Work to be completed: Collect each line containing "more".

Working data:

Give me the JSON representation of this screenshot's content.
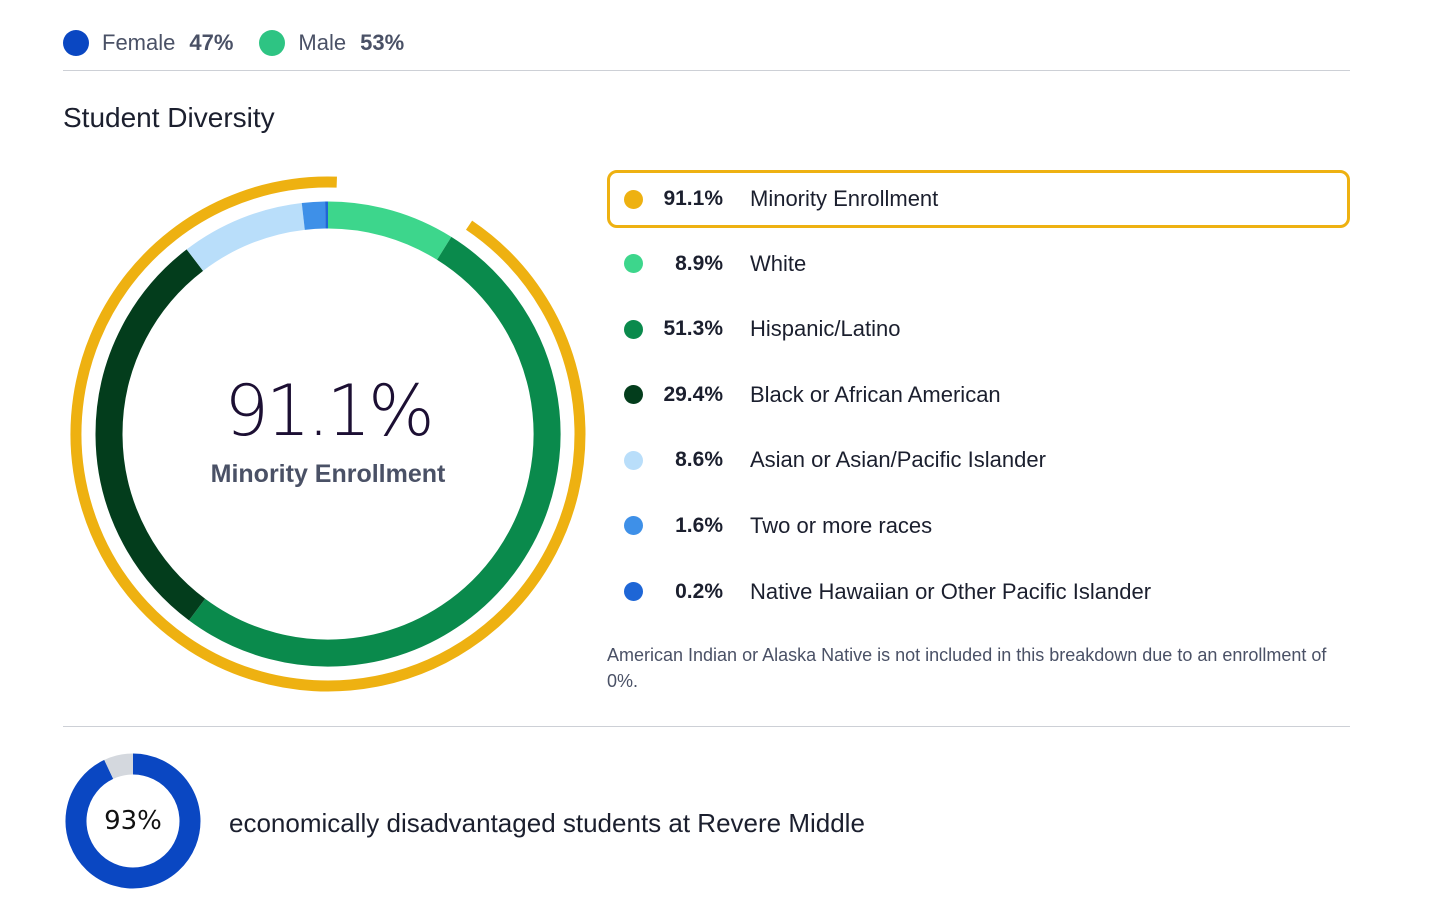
{
  "gender": [
    {
      "label": "Female",
      "pct": "47%",
      "color": "#0a47c2"
    },
    {
      "label": "Male",
      "pct": "53%",
      "color": "#2ec483"
    }
  ],
  "section_title": "Student Diversity",
  "center": {
    "value": "91.1%",
    "label": "Minority Enrollment"
  },
  "legend": [
    {
      "pct": "91.1%",
      "name": "Minority Enrollment",
      "color": "#eeb111",
      "highlight": true
    },
    {
      "pct": "8.9%",
      "name": "White",
      "color": "#3dd68c"
    },
    {
      "pct": "51.3%",
      "name": "Hispanic/Latino",
      "color": "#0a8a4c"
    },
    {
      "pct": "29.4%",
      "name": "Black or African American",
      "color": "#033d1c"
    },
    {
      "pct": "8.6%",
      "name": "Asian or Asian/Pacific Islander",
      "color": "#b9defa"
    },
    {
      "pct": "1.6%",
      "name": "Two or more races",
      "color": "#3e90e8"
    },
    {
      "pct": "0.2%",
      "name": "Native Hawaiian or Other Pacific Islander",
      "color": "#1e66d6"
    }
  ],
  "note": "American Indian or Alaska Native is not included in this breakdown due to an enrollment of 0%.",
  "econ": {
    "value": "93%",
    "text": "economically disadvantaged students at Revere Middle",
    "color": "#0a47c2",
    "rest_color": "#d4d8de"
  },
  "chart_data": [
    {
      "type": "pie",
      "title": "Student Diversity",
      "categories": [
        "White",
        "Hispanic/Latino",
        "Black or African American",
        "Asian or Asian/Pacific Islander",
        "Two or more races",
        "Native Hawaiian or Other Pacific Islander"
      ],
      "values": [
        8.9,
        51.3,
        29.4,
        8.6,
        1.6,
        0.2
      ],
      "colors": [
        "#3dd68c",
        "#0a8a4c",
        "#033d1c",
        "#b9defa",
        "#3e90e8",
        "#1e66d6"
      ],
      "highlight": {
        "name": "Minority Enrollment",
        "value": 91.1,
        "color": "#eeb111"
      },
      "legend": "right"
    },
    {
      "type": "pie",
      "values": [
        93,
        7
      ],
      "colors": [
        "#0a47c2",
        "#d4d8de"
      ]
    }
  ]
}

Final result:
      "name": "Two or more races",
        "Two or more races",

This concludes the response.